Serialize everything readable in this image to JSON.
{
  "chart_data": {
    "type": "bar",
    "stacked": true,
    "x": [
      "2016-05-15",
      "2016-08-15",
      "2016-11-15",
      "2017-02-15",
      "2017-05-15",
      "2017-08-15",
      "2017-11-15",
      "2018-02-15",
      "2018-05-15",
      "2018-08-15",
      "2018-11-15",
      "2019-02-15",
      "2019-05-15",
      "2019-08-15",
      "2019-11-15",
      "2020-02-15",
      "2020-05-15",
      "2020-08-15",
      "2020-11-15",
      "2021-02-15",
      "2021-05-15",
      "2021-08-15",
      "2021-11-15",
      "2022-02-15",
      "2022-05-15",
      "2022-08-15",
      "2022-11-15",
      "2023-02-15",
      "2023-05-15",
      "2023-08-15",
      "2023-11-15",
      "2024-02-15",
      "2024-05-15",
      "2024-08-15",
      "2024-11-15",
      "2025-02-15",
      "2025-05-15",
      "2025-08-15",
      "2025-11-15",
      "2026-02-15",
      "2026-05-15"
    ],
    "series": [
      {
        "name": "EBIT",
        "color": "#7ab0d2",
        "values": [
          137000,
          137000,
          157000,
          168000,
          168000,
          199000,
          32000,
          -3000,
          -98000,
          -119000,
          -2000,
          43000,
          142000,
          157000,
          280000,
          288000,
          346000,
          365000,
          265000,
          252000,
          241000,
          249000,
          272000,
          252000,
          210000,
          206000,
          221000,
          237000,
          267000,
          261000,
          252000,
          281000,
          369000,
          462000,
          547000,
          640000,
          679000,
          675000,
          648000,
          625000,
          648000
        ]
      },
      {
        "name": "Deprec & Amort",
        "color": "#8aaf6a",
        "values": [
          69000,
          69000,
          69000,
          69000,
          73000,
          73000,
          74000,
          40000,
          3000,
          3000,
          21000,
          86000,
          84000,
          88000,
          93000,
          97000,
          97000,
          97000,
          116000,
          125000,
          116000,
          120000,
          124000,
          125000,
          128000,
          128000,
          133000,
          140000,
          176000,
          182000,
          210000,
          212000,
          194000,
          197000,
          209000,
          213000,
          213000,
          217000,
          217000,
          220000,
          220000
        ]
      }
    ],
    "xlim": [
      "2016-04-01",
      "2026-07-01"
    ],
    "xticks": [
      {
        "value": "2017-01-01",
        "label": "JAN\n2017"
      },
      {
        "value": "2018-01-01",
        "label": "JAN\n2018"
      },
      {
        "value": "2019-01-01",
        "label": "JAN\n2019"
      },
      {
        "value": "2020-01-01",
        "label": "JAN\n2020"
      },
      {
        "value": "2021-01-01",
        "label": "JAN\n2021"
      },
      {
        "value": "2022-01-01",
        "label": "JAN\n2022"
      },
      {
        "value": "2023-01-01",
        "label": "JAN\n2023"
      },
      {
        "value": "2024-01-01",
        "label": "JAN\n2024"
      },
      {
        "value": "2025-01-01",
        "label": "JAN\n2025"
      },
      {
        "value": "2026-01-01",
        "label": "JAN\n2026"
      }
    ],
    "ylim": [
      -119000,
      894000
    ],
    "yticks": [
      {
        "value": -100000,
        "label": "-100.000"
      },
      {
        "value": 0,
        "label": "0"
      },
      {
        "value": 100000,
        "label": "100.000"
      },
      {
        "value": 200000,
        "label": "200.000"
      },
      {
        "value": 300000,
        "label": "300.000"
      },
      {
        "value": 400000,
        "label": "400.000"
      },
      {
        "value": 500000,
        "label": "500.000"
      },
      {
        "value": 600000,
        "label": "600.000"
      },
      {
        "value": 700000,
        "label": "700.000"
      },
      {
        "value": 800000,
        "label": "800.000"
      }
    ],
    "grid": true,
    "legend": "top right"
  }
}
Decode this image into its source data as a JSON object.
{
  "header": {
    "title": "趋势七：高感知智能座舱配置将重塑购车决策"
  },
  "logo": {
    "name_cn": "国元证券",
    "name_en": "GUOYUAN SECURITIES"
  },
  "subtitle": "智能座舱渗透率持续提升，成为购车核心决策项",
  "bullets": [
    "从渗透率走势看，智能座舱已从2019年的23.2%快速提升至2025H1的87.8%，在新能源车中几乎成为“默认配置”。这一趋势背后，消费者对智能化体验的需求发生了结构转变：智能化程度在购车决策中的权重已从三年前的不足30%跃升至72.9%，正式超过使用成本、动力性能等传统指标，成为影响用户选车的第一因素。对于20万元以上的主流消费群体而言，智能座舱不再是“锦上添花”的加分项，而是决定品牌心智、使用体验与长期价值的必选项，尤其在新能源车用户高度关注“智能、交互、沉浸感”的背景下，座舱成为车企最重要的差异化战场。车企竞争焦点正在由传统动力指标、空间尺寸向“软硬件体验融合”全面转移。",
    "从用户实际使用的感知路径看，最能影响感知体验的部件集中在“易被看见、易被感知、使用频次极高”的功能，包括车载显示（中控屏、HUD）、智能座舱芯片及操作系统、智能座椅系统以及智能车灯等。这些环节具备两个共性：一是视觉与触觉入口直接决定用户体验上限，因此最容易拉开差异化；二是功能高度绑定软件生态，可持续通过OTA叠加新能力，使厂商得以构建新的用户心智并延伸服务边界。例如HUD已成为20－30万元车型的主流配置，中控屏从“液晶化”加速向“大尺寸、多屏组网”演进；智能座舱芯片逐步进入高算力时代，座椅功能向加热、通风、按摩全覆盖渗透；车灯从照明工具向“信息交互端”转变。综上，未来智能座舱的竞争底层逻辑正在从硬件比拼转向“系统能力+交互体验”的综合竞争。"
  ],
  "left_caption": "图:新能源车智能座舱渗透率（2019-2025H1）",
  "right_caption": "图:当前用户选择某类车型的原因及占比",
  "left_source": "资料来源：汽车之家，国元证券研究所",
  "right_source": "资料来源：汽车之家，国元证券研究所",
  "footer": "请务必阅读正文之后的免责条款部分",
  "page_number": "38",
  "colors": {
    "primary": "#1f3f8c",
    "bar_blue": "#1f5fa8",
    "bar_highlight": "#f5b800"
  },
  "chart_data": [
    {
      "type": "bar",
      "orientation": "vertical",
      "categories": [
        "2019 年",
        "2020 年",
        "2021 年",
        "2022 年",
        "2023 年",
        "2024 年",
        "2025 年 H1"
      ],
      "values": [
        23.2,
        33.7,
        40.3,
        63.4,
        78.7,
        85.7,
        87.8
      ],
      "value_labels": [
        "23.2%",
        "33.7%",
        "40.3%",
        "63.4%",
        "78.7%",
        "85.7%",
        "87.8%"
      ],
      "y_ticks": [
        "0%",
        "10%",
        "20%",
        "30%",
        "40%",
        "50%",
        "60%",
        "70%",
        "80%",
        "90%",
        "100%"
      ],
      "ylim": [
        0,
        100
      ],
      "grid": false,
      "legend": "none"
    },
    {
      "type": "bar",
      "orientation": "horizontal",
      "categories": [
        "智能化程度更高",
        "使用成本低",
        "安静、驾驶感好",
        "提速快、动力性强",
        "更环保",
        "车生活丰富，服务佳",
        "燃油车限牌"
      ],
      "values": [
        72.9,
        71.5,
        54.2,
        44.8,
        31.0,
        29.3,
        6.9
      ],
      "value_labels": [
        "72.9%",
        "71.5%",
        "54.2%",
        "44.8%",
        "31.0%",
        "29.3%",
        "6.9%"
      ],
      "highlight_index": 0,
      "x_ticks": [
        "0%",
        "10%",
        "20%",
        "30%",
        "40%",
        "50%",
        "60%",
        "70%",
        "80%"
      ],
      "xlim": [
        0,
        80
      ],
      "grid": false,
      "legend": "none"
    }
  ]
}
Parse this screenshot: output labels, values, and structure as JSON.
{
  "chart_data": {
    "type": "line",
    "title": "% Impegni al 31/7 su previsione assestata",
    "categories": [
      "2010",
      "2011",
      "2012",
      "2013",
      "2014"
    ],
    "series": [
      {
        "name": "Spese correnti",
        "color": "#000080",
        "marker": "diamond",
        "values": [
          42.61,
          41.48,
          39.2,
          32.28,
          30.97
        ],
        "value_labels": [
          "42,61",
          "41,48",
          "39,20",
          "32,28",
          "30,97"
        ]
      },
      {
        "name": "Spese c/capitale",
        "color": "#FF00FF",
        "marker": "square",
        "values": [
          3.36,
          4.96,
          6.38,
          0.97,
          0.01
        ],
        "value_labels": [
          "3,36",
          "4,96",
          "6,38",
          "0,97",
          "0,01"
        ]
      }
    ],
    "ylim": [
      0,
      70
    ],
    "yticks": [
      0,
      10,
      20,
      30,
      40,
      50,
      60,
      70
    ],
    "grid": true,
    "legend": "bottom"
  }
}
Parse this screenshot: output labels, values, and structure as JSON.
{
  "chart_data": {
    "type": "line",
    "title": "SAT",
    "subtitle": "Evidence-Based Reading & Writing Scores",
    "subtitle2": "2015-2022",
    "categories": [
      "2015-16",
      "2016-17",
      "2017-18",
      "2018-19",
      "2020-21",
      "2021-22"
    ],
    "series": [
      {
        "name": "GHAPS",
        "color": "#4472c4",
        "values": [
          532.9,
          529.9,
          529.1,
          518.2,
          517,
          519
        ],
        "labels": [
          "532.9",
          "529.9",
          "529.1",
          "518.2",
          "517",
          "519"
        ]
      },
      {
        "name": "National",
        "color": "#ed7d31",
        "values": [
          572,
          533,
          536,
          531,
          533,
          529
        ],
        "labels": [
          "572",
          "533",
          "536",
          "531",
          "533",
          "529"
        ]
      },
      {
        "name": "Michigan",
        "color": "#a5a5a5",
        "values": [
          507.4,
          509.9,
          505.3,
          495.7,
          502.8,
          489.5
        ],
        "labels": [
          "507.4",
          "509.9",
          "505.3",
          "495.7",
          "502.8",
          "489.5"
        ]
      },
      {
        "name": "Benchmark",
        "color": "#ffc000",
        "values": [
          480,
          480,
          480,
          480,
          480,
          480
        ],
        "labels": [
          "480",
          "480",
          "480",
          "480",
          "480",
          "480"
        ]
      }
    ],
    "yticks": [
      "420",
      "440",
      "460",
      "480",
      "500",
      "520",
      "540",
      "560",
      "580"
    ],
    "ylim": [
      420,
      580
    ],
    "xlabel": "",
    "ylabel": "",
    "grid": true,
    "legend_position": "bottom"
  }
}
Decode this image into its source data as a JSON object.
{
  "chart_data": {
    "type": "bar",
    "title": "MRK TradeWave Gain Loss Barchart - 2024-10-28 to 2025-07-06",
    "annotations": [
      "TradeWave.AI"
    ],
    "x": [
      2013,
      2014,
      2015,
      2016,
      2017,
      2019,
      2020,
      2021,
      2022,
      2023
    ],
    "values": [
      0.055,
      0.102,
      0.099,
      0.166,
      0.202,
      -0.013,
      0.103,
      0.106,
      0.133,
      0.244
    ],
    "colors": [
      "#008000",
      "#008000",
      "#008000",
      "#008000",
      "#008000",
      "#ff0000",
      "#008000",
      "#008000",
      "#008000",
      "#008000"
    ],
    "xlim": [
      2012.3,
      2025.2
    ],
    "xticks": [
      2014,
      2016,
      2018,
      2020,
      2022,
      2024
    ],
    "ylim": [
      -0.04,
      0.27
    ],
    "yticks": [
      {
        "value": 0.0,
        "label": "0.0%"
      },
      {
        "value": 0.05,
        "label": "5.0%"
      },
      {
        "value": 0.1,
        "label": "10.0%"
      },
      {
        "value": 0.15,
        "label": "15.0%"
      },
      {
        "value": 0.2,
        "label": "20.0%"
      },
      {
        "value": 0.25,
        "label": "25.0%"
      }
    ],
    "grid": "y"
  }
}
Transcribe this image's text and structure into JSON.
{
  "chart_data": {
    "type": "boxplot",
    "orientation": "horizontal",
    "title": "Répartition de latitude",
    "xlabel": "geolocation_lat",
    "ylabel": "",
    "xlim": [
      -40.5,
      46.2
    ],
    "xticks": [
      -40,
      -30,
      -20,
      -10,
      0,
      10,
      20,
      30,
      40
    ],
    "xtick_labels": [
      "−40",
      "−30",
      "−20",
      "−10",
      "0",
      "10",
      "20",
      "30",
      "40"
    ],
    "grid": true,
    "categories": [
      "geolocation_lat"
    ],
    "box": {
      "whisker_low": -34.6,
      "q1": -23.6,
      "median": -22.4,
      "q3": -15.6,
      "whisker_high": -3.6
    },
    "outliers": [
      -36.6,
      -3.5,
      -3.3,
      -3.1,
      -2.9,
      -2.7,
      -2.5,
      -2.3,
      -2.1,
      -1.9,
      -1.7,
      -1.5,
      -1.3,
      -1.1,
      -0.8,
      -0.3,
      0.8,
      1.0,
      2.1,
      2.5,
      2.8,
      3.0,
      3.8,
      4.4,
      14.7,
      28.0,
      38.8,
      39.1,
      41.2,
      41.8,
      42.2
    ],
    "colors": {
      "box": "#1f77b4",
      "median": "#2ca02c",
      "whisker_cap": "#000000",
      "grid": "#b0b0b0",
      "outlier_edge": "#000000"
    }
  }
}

━━━━

Prompt | Which lines above contain the word "TradeWave"? Copy each of them.

Correct output |
    "title": "MRK TradeWave Gain Loss Barchart - 2024-10-28 to 2025-07-06",
      "TradeWave.AI"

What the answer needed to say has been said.